### PROBLEM TO SOLVE:
Emit the data below verbatim, stripping out any pictures.

### TASK INPUTS:
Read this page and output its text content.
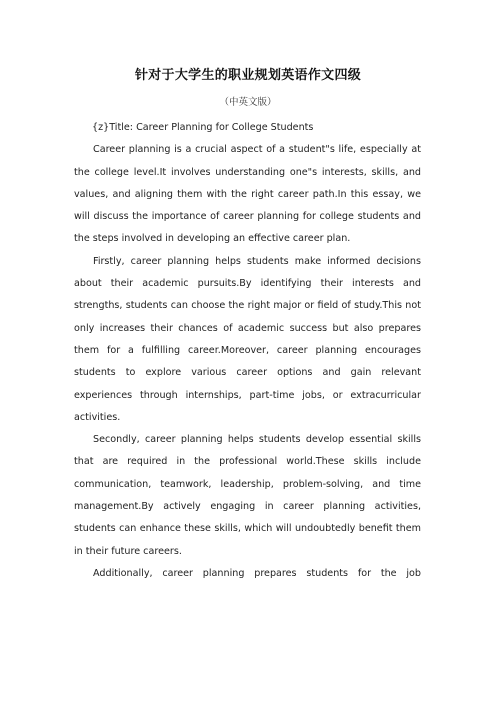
针对于大学生的职业规划英语作文四级
（中英文版）

{z}Title: Career Planning for College Students

Career planning is a crucial aspect of a student"s life, especially at the college level.It involves understanding one"s interests, skills, and values, and aligning them with the right career path.In this essay, we will discuss the importance of career planning for college students and the steps involved in developing an effective career plan.

Firstly, career planning helps students make informed decisions about their academic pursuits.By identifying their interests and strengths, students can choose the right major or field of study.This not only increases their chances of academic success but also prepares them for a fulfilling career.Moreover, career planning encourages students to explore various career options and gain relevant experiences through internships, part-time jobs, or extracurricular activities.

Secondly, career planning helps students develop essential skills that are required in the professional world.These skills include communication, teamwork, leadership, problem-solving, and time management.By actively engaging in career planning activities, students can enhance these skills, which will undoubtedly benefit them in their future careers.

Additionally, career planning prepares students for the job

### EXERCISE OUTPUT:
Read this page and output its text content.
针对于大学生的职业规划英语作文四级
（中英文版）

{z}Title: Career Planning for College Students

Career planning is a crucial aspect of a student"s life, especially at the college level.It involves understanding one"s interests, skills, and values, and aligning them with the right career path.In this essay, we will discuss the importance of career planning for college students and the steps involved in developing an effective career plan.

Firstly, career planning helps students make informed decisions about their academic pursuits.By identifying their interests and strengths, students can choose the right major or field of study.This not only increases their chances of academic success but also prepares them for a fulfilling career.Moreover, career planning encourages students to explore various career options and gain relevant experiences through internships, part-time jobs, or extracurricular activities.

Secondly, career planning helps students develop essential skills that are required in the professional world.These skills include communication, teamwork, leadership, problem-solving, and time management.By actively engaging in career planning activities, students can enhance these skills, which will undoubtedly benefit them in their future careers.

Additionally, career planning prepares students for the job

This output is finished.